_Description of the task_: Below are records. Count every line containing the word "generics" and give the number alone.

_Data listing_:

----

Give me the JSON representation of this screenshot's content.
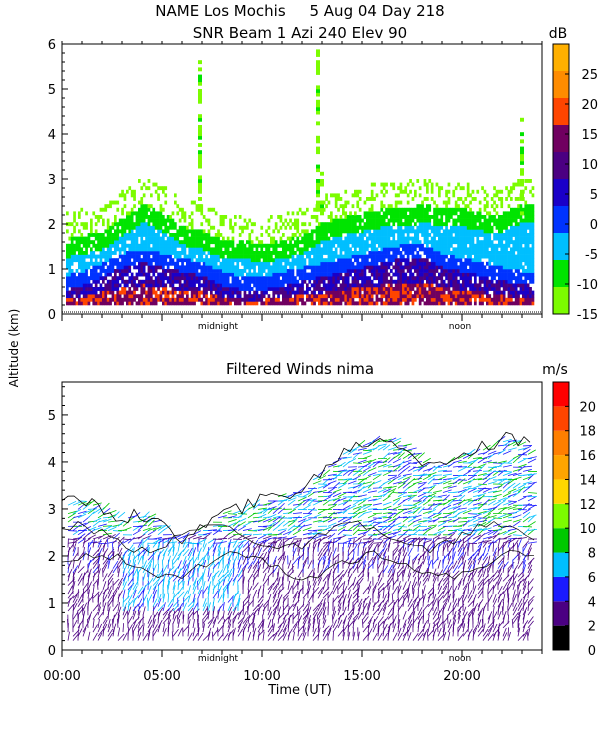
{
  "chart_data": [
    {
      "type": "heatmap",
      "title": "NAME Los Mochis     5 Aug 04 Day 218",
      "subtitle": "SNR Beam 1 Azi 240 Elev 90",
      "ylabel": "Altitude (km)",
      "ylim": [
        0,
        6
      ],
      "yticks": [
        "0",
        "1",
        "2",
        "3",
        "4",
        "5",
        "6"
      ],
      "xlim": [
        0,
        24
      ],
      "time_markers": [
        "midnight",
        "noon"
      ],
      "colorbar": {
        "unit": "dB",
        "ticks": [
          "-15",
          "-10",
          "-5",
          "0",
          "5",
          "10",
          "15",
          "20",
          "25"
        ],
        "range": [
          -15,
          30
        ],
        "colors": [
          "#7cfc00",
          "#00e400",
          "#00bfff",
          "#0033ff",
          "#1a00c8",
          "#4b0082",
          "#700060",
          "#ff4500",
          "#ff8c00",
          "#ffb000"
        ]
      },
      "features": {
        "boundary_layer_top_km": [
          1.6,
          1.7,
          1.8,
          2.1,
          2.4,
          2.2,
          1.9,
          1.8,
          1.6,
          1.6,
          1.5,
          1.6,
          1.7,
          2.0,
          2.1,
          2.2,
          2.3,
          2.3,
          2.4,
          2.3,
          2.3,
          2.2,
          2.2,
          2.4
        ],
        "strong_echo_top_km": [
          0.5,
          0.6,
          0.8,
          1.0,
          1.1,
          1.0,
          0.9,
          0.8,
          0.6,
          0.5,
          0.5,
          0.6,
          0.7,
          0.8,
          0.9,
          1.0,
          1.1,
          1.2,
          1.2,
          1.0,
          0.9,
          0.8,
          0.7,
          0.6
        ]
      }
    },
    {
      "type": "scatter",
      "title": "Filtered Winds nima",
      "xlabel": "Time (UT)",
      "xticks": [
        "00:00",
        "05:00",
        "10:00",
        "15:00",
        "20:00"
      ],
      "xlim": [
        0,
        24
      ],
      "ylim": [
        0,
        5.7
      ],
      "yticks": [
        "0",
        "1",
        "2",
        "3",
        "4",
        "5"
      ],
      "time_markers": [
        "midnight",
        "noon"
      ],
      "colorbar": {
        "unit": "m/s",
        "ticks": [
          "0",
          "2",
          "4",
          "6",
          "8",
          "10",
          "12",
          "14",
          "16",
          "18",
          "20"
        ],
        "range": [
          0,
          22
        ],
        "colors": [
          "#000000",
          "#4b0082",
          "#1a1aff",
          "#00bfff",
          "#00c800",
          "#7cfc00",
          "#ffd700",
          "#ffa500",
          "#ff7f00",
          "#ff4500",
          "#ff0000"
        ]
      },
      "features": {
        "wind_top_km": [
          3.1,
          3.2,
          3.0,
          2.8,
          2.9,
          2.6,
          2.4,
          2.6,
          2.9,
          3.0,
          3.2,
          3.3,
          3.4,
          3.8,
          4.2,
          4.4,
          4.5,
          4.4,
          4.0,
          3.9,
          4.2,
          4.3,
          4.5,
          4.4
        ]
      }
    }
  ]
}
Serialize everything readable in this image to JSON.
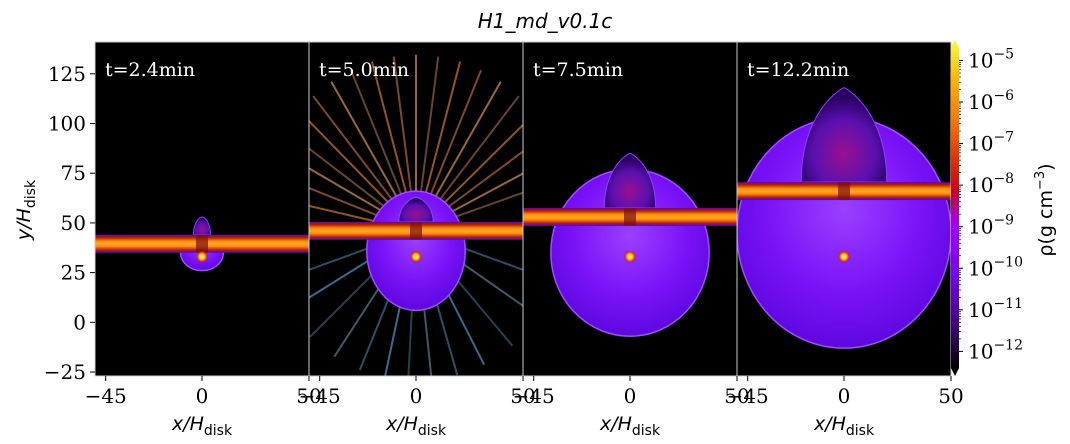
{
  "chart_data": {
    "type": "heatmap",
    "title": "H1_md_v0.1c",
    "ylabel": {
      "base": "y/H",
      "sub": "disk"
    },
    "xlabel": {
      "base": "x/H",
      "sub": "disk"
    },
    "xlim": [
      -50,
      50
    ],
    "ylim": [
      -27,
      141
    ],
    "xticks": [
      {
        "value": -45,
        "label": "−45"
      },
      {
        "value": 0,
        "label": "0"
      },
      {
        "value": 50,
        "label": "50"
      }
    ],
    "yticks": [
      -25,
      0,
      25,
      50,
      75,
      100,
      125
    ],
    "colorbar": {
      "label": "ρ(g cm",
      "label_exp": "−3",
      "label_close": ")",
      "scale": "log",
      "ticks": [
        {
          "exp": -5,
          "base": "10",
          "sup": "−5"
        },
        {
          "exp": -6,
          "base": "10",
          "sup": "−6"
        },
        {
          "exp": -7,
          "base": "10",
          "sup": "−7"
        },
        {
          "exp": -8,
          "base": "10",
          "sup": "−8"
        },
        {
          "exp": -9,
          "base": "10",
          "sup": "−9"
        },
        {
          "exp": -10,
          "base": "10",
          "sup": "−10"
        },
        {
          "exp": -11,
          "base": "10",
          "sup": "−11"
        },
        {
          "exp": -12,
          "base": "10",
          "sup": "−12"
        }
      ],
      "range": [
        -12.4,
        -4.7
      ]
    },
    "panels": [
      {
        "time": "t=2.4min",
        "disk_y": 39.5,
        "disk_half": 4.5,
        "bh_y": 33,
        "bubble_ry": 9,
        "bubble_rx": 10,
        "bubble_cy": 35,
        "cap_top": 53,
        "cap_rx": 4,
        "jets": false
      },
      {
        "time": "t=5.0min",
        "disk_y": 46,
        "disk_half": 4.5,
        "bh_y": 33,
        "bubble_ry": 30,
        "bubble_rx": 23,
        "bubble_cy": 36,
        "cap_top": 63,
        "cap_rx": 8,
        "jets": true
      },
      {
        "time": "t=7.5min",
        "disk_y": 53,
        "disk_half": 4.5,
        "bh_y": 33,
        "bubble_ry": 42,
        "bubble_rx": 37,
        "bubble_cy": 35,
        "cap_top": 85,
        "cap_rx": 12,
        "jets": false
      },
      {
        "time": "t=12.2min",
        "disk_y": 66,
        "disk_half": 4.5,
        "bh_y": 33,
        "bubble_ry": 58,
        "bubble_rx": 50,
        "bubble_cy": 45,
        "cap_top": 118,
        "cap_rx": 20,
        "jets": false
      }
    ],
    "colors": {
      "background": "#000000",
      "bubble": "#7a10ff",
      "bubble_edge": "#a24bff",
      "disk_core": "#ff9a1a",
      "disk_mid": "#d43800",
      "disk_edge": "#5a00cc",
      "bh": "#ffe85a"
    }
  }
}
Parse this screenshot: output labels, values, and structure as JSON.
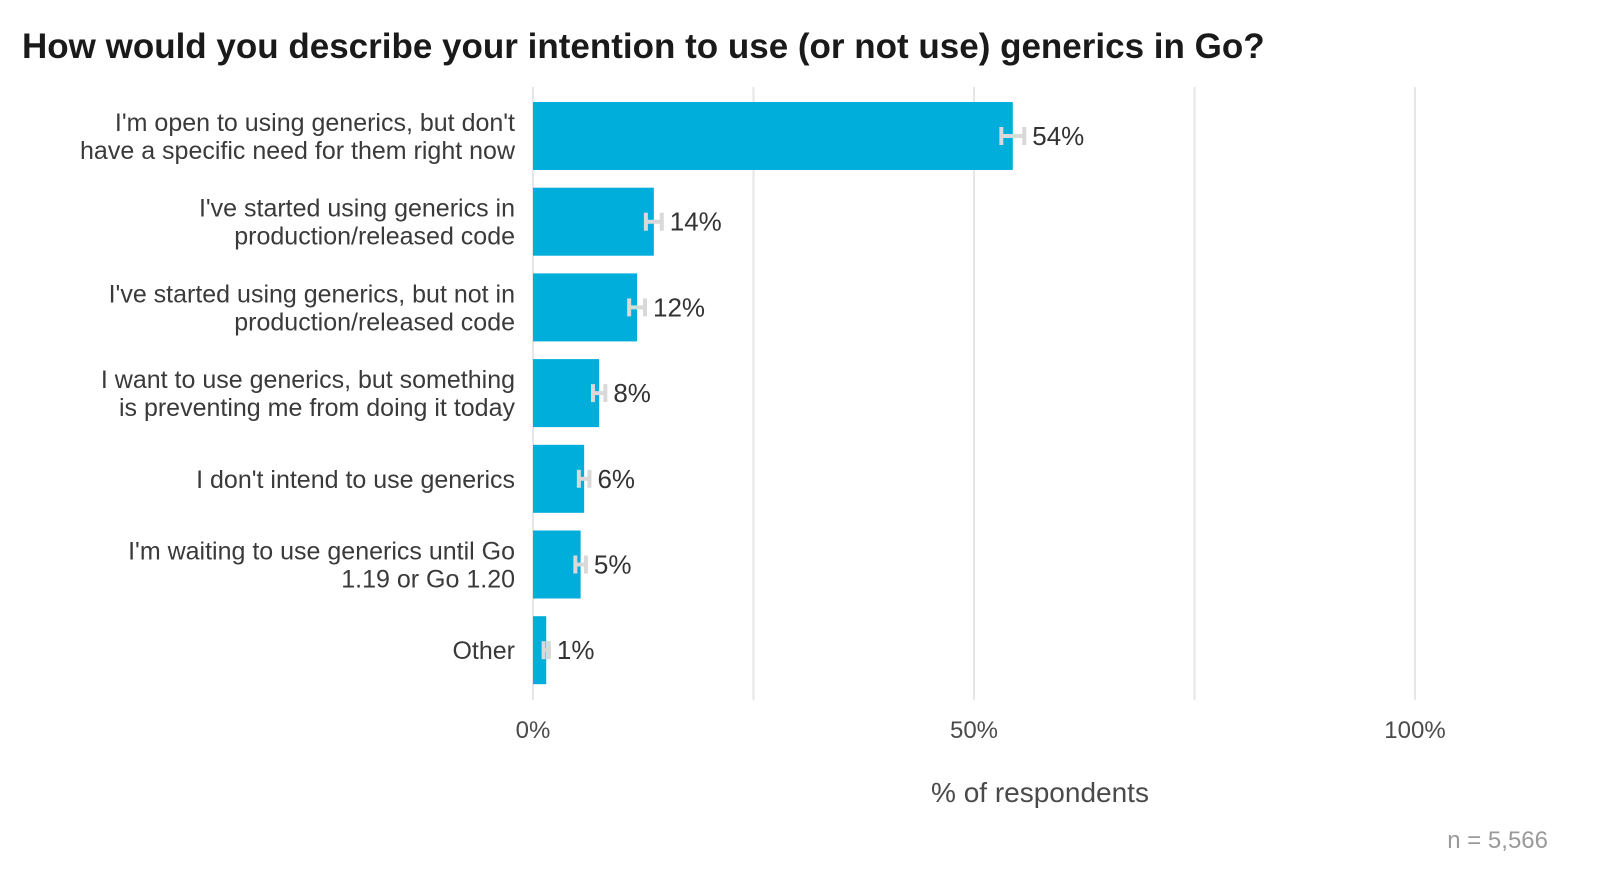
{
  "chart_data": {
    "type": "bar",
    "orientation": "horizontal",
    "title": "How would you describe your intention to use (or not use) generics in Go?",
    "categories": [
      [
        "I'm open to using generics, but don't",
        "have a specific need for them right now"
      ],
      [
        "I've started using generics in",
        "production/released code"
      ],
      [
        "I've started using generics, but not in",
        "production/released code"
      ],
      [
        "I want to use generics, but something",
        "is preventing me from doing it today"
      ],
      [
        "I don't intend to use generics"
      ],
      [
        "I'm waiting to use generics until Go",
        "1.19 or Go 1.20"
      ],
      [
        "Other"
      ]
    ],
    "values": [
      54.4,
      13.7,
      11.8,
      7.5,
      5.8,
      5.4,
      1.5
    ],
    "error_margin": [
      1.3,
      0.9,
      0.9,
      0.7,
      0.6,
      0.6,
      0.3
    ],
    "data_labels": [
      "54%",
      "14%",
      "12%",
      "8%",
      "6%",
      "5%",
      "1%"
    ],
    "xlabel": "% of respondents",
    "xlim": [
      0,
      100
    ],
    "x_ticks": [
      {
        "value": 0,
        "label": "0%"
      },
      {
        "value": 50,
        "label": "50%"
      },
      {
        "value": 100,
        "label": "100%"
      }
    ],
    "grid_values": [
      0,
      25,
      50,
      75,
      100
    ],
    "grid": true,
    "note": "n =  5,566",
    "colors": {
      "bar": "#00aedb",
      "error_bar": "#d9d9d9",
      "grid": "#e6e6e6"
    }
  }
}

----

_Full output_: 7